# [WHAT TO DO]
Of all the lines in these entries, how many contain the string "АСМО"? Give only that count.

# [MATERIAL FOR THIS TASK]
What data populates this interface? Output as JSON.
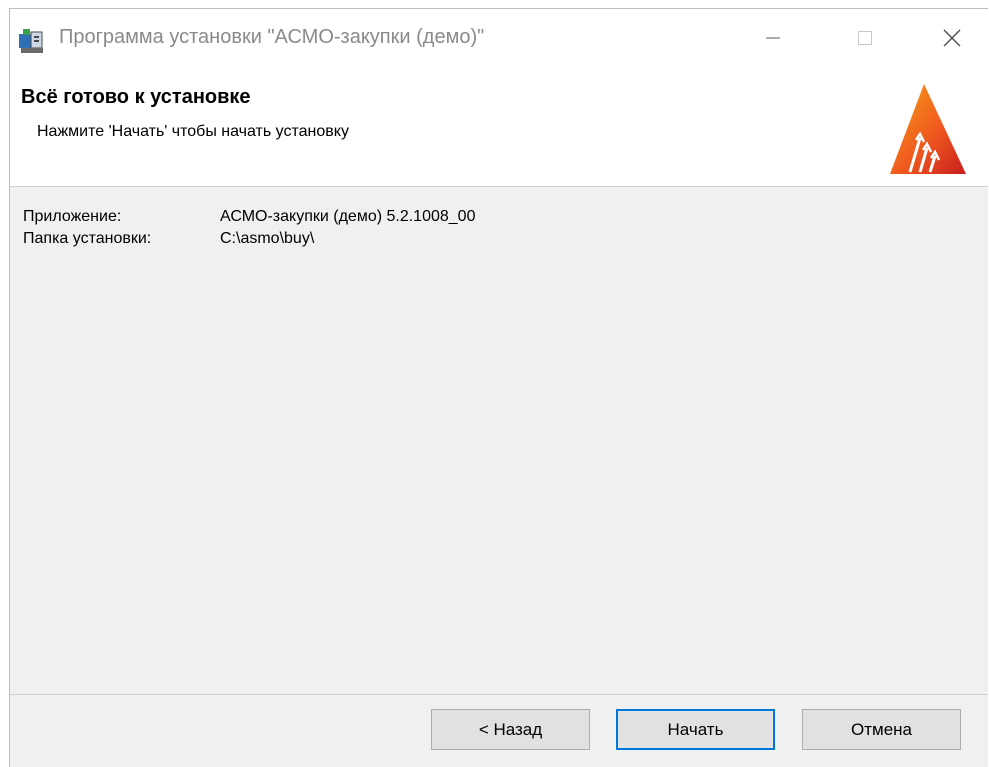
{
  "window": {
    "title": "Программа установки \"АСМО-закупки (демо)\""
  },
  "header": {
    "title": "Всё готово к установке",
    "subtitle": "Нажмите 'Начать' чтобы начать установку"
  },
  "info": {
    "app_label": "Приложение:",
    "app_value": "АСМО-закупки (демо) 5.2.1008_00",
    "folder_label": "Папка установки:",
    "folder_value": "C:\\asmo\\buy\\"
  },
  "buttons": {
    "back": "< Назад",
    "start": "Начать",
    "cancel": "Отмена"
  },
  "icons": {
    "app": "installer-icon",
    "logo": "asmo-logo",
    "minimize": "minimize-icon",
    "maximize": "maximize-icon",
    "close": "close-icon"
  },
  "colors": {
    "accent": "#0078d7",
    "logo_orange": "#f05a1e",
    "logo_yellow": "#f7a21b",
    "logo_red": "#c81e1e"
  }
}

# [WORKED SOLUTION]
2